Goal of the exercise
Collect all the lines that mention the word "factor".

Supplied data
□ □ □

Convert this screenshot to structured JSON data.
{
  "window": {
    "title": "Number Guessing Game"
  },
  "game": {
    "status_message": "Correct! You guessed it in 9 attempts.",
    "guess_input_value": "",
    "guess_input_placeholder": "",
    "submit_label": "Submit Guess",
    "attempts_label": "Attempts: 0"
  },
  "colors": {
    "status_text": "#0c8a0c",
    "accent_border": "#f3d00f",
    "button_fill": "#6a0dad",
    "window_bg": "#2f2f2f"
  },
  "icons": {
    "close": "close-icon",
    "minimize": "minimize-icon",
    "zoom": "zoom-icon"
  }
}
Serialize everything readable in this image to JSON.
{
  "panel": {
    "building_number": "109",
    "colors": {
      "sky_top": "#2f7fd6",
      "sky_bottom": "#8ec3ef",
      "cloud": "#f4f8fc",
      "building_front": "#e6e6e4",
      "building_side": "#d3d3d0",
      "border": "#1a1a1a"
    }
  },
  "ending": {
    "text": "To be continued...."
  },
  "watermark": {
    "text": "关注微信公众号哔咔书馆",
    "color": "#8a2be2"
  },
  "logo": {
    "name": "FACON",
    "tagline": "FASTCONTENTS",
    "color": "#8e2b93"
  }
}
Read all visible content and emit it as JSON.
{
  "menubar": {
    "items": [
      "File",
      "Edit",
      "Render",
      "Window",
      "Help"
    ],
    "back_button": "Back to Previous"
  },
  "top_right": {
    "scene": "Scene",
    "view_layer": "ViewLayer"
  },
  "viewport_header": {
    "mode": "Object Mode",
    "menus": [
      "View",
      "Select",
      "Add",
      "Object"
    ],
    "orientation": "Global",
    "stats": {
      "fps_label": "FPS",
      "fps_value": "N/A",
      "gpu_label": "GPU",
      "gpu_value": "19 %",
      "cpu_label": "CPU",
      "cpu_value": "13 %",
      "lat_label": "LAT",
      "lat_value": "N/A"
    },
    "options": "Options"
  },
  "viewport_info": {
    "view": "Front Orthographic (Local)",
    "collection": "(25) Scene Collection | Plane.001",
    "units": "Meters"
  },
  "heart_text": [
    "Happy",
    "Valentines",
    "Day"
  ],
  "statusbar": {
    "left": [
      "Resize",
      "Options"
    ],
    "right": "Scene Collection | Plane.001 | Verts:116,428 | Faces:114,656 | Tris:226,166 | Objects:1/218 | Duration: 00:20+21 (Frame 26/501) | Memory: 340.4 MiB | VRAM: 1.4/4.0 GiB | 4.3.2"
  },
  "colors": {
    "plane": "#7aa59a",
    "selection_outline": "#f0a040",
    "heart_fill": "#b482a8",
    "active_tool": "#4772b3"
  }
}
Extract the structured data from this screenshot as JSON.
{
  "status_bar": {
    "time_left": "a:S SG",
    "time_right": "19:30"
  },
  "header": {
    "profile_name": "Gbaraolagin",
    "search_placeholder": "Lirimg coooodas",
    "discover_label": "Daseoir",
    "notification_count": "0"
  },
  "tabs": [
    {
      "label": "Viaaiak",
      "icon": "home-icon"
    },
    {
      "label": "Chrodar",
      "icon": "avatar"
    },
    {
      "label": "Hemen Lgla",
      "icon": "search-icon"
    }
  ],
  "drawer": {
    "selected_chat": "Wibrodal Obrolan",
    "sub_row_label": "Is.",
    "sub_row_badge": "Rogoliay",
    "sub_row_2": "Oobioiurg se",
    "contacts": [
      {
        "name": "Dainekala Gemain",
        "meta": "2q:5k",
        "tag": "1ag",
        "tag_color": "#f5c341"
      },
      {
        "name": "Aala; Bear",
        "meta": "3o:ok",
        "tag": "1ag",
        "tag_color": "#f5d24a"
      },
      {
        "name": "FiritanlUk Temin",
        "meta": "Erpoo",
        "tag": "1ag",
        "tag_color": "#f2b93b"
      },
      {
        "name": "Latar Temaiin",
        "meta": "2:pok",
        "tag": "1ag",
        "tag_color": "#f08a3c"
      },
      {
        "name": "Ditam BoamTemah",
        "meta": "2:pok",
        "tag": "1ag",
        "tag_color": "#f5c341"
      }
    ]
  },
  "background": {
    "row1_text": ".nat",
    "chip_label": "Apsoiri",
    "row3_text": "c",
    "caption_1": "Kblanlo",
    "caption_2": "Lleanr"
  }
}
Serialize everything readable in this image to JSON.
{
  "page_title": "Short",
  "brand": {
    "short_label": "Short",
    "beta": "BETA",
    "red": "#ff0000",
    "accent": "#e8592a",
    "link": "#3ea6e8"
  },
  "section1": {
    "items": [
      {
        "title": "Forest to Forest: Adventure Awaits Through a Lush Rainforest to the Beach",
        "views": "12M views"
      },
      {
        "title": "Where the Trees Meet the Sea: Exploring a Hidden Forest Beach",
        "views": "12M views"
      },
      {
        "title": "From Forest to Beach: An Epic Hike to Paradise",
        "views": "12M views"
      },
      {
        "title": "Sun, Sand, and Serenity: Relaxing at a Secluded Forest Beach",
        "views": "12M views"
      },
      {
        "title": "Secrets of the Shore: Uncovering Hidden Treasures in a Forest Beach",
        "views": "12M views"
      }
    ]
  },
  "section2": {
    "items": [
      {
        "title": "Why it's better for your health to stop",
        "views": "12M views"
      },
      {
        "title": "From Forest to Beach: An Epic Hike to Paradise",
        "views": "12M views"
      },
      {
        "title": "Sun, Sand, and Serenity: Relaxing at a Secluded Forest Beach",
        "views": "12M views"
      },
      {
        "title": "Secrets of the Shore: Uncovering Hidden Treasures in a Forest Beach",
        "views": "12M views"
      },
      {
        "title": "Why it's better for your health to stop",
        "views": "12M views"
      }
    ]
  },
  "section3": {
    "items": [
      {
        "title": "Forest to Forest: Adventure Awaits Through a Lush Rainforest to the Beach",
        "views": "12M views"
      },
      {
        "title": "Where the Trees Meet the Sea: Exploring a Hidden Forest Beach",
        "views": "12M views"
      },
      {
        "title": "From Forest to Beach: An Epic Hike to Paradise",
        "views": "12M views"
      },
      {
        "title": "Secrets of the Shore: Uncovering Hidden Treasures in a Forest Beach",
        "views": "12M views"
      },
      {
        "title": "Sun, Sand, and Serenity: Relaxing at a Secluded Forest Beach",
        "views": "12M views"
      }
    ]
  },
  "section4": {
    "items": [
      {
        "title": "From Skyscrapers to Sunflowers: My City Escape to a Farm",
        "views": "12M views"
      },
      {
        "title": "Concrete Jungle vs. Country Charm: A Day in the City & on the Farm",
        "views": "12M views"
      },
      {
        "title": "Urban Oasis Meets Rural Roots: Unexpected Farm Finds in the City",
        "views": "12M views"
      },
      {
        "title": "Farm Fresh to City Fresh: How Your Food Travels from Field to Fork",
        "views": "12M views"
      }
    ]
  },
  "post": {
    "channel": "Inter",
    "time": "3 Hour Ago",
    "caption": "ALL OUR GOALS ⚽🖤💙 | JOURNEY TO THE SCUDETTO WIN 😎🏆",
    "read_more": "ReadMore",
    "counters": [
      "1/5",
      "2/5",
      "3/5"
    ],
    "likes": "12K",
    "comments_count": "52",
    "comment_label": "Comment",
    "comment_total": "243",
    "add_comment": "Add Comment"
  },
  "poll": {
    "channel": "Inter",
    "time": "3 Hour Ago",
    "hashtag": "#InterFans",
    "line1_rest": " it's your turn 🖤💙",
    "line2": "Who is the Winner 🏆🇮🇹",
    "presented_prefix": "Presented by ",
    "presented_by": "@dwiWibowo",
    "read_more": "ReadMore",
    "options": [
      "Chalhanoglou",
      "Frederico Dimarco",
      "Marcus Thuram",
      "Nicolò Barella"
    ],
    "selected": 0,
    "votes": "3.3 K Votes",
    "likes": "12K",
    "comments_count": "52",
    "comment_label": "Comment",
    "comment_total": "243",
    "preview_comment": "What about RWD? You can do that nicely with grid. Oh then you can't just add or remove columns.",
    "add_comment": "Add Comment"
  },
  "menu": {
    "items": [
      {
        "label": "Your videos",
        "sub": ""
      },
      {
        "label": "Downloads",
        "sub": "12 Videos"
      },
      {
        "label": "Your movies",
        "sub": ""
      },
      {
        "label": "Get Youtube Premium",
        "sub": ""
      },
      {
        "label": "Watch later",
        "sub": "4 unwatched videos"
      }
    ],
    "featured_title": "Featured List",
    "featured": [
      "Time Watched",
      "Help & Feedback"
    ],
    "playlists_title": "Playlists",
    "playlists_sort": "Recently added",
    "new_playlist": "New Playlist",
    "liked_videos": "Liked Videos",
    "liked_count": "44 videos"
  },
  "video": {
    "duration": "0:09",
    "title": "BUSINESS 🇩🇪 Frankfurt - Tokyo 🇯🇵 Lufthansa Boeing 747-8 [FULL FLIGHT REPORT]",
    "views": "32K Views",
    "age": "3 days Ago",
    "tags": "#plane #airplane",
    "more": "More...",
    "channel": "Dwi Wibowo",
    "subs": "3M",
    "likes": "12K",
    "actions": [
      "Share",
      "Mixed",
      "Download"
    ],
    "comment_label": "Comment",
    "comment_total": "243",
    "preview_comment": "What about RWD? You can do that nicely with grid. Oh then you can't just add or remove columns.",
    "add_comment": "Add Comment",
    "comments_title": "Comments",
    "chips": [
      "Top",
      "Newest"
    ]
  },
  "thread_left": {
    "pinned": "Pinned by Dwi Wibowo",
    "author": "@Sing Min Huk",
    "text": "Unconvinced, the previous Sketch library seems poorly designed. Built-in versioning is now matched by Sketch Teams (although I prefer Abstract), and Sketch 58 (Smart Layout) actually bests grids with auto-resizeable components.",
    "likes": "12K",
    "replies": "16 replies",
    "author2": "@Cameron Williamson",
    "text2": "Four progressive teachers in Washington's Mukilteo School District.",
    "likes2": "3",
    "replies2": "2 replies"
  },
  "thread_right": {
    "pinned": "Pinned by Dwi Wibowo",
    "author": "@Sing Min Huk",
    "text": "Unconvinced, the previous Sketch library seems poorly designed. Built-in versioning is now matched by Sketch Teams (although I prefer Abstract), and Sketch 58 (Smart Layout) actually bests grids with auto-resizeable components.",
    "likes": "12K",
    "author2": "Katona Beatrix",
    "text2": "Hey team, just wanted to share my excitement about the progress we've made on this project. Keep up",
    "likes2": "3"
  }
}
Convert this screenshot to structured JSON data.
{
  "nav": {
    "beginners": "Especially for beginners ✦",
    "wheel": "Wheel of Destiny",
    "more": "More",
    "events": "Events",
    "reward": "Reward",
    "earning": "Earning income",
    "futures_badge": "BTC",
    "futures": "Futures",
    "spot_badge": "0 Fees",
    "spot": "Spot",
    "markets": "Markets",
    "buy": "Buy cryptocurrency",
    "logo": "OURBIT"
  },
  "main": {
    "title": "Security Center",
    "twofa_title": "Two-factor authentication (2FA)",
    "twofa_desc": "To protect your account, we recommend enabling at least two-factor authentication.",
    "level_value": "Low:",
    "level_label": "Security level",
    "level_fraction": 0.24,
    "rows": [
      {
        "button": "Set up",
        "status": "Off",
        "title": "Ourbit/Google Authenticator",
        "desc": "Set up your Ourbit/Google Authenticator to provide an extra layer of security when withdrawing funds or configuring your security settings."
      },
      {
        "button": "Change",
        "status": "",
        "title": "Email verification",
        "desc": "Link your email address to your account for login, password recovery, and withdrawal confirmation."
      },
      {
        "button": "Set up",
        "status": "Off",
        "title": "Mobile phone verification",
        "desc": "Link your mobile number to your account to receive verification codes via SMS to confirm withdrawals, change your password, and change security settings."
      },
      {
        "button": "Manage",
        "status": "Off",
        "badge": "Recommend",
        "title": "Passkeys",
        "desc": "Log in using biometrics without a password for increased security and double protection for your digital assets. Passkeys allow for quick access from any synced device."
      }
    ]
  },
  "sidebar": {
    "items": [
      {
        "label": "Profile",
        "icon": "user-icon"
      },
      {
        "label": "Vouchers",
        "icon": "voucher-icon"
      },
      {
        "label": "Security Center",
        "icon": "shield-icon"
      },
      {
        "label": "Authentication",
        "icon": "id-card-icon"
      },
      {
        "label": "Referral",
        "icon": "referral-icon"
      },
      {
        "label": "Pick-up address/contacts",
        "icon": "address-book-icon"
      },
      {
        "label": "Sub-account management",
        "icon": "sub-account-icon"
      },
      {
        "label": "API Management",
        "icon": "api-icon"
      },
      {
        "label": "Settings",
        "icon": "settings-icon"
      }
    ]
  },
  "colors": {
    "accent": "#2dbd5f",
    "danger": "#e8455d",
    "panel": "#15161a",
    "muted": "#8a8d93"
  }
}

□ □ □

Complete output
    "twofa_title": "Two-factor authentication (2FA)",
    "twofa_desc": "To protect your account, we recommend enabling at least two-factor authentication.",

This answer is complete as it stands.